>> Start Data records

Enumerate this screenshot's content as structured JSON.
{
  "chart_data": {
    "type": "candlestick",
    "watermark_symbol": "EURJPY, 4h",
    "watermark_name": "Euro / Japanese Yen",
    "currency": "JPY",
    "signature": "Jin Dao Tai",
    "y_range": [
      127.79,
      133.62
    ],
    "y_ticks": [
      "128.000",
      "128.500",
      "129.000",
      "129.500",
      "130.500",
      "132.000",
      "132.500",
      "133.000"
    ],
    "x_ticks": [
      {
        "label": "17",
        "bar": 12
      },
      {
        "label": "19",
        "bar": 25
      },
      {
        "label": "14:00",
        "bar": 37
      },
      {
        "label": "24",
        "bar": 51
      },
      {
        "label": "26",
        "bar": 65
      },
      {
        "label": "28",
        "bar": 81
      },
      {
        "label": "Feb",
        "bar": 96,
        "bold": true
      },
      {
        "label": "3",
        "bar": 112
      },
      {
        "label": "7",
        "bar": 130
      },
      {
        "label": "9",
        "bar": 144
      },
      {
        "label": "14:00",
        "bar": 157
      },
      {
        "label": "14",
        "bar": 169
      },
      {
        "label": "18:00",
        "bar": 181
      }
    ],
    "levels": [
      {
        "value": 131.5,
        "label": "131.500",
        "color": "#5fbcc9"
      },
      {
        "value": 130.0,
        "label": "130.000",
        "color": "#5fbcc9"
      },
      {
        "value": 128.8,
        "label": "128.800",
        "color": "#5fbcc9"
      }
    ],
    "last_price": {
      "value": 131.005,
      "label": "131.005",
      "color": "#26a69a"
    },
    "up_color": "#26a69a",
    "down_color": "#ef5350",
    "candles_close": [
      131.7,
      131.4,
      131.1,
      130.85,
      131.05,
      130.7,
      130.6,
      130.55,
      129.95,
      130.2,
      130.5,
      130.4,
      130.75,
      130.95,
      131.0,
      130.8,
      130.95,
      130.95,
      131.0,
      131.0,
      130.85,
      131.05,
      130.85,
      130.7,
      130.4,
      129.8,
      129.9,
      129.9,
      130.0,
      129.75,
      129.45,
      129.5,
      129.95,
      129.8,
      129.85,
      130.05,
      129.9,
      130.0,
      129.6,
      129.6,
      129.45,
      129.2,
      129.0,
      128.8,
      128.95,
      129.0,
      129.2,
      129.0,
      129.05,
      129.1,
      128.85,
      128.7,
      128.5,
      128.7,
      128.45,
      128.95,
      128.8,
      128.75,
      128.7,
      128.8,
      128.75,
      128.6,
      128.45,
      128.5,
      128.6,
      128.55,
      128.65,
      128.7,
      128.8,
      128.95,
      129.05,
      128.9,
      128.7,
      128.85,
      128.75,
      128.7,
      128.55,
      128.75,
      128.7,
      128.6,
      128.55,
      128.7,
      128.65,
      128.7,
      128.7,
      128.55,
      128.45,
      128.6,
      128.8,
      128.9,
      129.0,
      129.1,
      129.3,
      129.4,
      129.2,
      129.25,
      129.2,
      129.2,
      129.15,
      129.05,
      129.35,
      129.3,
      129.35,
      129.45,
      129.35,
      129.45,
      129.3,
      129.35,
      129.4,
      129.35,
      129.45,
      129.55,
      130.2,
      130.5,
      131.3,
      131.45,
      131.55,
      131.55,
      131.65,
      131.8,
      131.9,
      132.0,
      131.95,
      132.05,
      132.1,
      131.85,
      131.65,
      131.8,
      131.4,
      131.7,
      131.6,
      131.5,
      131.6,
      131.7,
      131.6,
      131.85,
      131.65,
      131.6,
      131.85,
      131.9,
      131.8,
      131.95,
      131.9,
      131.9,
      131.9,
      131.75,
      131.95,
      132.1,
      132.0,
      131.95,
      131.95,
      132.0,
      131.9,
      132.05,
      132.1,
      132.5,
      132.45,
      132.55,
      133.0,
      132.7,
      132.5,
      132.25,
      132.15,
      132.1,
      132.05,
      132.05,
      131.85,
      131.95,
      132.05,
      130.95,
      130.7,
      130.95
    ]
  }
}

>> End Data records

● What you will do:
Write out the entries above word for word.

● Full response:
Enumerate this screenshot's content as structured JSON.
{
  "chart_data": {
    "type": "candlestick",
    "watermark_symbol": "EURJPY, 4h",
    "watermark_name": "Euro / Japanese Yen",
    "currency": "JPY",
    "signature": "Jin Dao Tai",
    "y_range": [
      127.79,
      133.62
    ],
    "y_ticks": [
      "128.000",
      "128.500",
      "129.000",
      "129.500",
      "130.500",
      "132.000",
      "132.500",
      "133.000"
    ],
    "x_ticks": [
      {
        "label": "17",
        "bar": 12
      },
      {
        "label": "19",
        "bar": 25
      },
      {
        "label": "14:00",
        "bar": 37
      },
      {
        "label": "24",
        "bar": 51
      },
      {
        "label": "26",
        "bar": 65
      },
      {
        "label": "28",
        "bar": 81
      },
      {
        "label": "Feb",
        "bar": 96,
        "bold": true
      },
      {
        "label": "3",
        "bar": 112
      },
      {
        "label": "7",
        "bar": 130
      },
      {
        "label": "9",
        "bar": 144
      },
      {
        "label": "14:00",
        "bar": 157
      },
      {
        "label": "14",
        "bar": 169
      },
      {
        "label": "18:00",
        "bar": 181
      }
    ],
    "levels": [
      {
        "value": 131.5,
        "label": "131.500",
        "color": "#5fbcc9"
      },
      {
        "value": 130.0,
        "label": "130.000",
        "color": "#5fbcc9"
      },
      {
        "value": 128.8,
        "label": "128.800",
        "color": "#5fbcc9"
      }
    ],
    "last_price": {
      "value": 131.005,
      "label": "131.005",
      "color": "#26a69a"
    },
    "up_color": "#26a69a",
    "down_color": "#ef5350",
    "candles_close": [
      131.7,
      131.4,
      131.1,
      130.85,
      131.05,
      130.7,
      130.6,
      130.55,
      129.95,
      130.2,
      130.5,
      130.4,
      130.75,
      130.95,
      131.0,
      130.8,
      130.95,
      130.95,
      131.0,
      131.0,
      130.85,
      131.05,
      130.85,
      130.7,
      130.4,
      129.8,
      129.9,
      129.9,
      130.0,
      129.75,
      129.45,
      129.5,
      129.95,
      129.8,
      129.85,
      130.05,
      129.9,
      130.0,
      129.6,
      129.6,
      129.45,
      129.2,
      129.0,
      128.8,
      128.95,
      129.0,
      129.2,
      129.0,
      129.05,
      129.1,
      128.85,
      128.7,
      128.5,
      128.7,
      128.45,
      128.95,
      128.8,
      128.75,
      128.7,
      128.8,
      128.75,
      128.6,
      128.45,
      128.5,
      128.6,
      128.55,
      128.65,
      128.7,
      128.8,
      128.95,
      129.05,
      128.9,
      128.7,
      128.85,
      128.75,
      128.7,
      128.55,
      128.75,
      128.7,
      128.6,
      128.55,
      128.7,
      128.65,
      128.7,
      128.7,
      128.55,
      128.45,
      128.6,
      128.8,
      128.9,
      129.0,
      129.1,
      129.3,
      129.4,
      129.2,
      129.25,
      129.2,
      129.2,
      129.15,
      129.05,
      129.35,
      129.3,
      129.35,
      129.45,
      129.35,
      129.45,
      129.3,
      129.35,
      129.4,
      129.35,
      129.45,
      129.55,
      130.2,
      130.5,
      131.3,
      131.45,
      131.55,
      131.55,
      131.65,
      131.8,
      131.9,
      132.0,
      131.95,
      132.05,
      132.1,
      131.85,
      131.65,
      131.8,
      131.4,
      131.7,
      131.6,
      131.5,
      131.6,
      131.7,
      131.6,
      131.85,
      131.65,
      131.6,
      131.85,
      131.9,
      131.8,
      131.95,
      131.9,
      131.9,
      131.9,
      131.75,
      131.95,
      132.1,
      132.0,
      131.95,
      131.95,
      132.0,
      131.9,
      132.05,
      132.1,
      132.5,
      132.45,
      132.55,
      133.0,
      132.7,
      132.5,
      132.25,
      132.15,
      132.1,
      132.05,
      132.05,
      131.85,
      131.95,
      132.05,
      130.95,
      130.7,
      130.95
    ]
  }
}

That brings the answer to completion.